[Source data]
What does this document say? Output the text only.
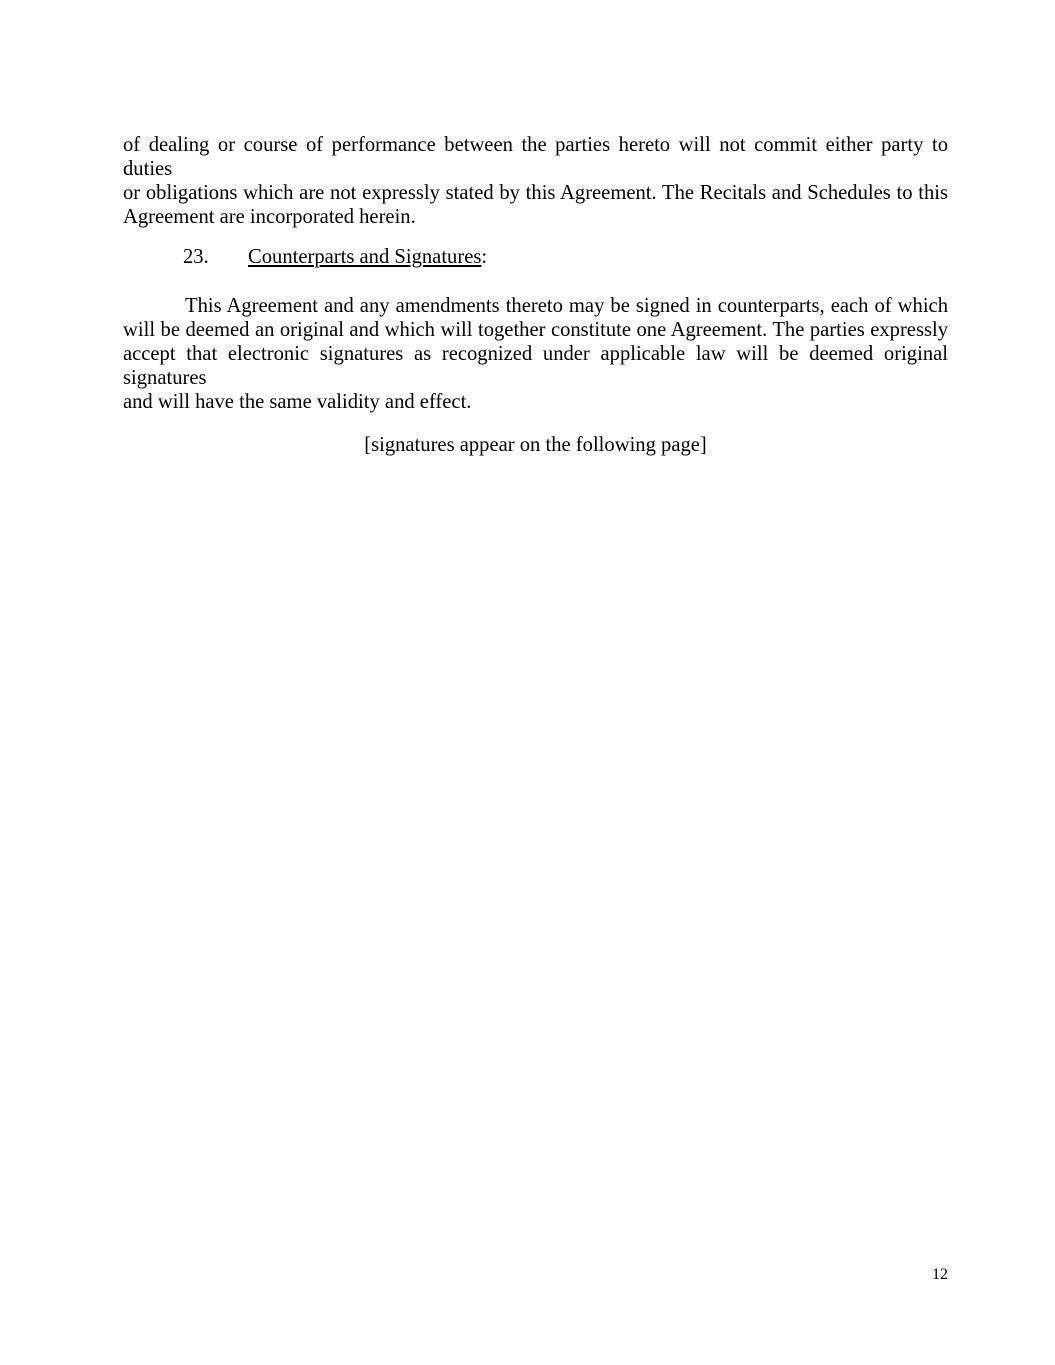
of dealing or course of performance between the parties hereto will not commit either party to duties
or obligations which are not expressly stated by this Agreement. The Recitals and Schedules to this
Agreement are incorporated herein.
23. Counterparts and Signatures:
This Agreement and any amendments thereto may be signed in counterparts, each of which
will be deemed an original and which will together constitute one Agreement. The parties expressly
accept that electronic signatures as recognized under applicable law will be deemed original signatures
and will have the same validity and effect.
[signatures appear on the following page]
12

[Problem to work on] In the listing, find each line with the string "deemed" and copy it.

[Response to this task]
will be deemed an original and which will together constitute one Agreement. The parties expressly
accept that electronic signatures as recognized under applicable law will be deemed original signatures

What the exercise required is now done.